§ **Selected text**:
Uploaded image for project: 'Nutch'
  1. Nutch
  2. NUTCH-2395

Cannot run job worker! - error while running multiple crawling jobs in parallel

    XMLWordPrintableJSON

Details

    • Bug
    • Status: Closed
    • Major
    • Resolution: Auto Closed
    • 2.3.1
    • 2.5
    • generator, nutch server
    • None
    • Ubuntu 16.04 64-bit
      Oracle Java 8 64-bit
      Nutch 2.3.1 (standalone deployment)
      MongoDB 3.4

    Description

      Cannot run job worker! - error while running multiple crawling jobs in parallel

      Ubuntu 16.04 64-bit
      Oracle Java 8 64-bit
      Nutch 2.3.1 (standalone deployment)

§ **The exercise**:
Answer these from the Nutch issue page above:
(a) What resolution is listed for the issue?
(b) Which MongoDB version is given in the environment?
(c) What kind of deployment of Nutch 2.3.1 is described?

§ **Extracted data**:
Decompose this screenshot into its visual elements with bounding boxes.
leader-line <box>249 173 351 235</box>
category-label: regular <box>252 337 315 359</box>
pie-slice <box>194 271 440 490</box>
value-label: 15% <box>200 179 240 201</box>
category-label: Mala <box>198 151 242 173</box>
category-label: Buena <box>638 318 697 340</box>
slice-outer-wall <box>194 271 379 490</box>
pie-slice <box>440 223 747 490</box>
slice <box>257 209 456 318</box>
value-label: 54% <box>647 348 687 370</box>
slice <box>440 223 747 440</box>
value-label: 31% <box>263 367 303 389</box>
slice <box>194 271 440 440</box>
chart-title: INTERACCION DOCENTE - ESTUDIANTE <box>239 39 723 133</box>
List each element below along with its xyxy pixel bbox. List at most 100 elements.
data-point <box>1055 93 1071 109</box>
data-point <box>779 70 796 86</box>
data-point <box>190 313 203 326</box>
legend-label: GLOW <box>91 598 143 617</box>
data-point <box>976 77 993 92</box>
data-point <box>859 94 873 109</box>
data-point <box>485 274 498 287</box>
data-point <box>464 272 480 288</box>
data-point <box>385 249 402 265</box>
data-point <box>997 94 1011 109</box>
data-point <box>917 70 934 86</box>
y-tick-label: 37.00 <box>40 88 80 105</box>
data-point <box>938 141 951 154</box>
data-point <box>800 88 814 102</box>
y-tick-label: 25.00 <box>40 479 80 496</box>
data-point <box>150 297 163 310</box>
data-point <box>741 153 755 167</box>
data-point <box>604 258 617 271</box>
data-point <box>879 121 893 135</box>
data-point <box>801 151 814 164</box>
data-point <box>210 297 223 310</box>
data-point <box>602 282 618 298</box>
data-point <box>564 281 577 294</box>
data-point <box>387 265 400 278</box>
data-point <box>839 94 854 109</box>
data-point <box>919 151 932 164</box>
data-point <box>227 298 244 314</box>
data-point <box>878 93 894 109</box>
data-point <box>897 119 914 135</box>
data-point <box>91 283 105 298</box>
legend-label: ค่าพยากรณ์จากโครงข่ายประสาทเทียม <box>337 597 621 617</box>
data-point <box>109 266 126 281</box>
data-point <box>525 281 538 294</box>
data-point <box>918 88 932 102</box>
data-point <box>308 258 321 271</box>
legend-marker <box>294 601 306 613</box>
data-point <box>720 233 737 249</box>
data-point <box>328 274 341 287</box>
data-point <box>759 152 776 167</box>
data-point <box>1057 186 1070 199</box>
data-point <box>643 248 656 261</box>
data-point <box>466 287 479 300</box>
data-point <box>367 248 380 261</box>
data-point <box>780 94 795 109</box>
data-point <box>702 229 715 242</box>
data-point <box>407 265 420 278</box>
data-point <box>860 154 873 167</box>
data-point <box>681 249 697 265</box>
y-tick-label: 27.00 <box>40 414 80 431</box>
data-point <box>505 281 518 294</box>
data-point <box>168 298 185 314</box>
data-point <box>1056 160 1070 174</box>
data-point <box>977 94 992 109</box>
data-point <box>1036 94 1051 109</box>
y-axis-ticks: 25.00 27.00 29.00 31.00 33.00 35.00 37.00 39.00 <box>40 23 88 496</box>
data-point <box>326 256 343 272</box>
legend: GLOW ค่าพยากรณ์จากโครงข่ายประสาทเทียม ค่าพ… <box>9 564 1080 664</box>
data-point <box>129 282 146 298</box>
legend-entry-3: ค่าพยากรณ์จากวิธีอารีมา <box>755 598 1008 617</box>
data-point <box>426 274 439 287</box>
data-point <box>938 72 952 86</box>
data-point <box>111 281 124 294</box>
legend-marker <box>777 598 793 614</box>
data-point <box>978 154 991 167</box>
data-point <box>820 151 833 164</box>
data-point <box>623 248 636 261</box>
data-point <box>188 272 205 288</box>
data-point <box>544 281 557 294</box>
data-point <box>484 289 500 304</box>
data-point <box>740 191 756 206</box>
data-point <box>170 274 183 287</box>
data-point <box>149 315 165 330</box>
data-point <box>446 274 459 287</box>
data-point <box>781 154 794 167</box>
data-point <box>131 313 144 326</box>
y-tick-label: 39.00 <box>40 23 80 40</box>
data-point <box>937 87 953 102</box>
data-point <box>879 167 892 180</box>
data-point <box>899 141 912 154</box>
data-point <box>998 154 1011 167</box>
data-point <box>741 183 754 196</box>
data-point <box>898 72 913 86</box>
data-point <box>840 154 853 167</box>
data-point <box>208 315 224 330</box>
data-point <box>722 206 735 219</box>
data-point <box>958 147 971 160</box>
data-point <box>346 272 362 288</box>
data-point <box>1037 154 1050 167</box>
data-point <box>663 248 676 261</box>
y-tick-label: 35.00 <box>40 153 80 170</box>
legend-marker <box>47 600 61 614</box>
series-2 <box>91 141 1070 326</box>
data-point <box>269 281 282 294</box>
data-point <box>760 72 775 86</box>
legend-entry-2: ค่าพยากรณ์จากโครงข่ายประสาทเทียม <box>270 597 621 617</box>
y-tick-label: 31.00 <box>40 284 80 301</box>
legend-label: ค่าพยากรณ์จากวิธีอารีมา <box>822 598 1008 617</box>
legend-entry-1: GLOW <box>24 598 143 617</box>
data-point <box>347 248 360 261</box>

§ **Written answer**:
(a) Auto Closed
(b) MongoDB 3.4
(c) A standalone deployment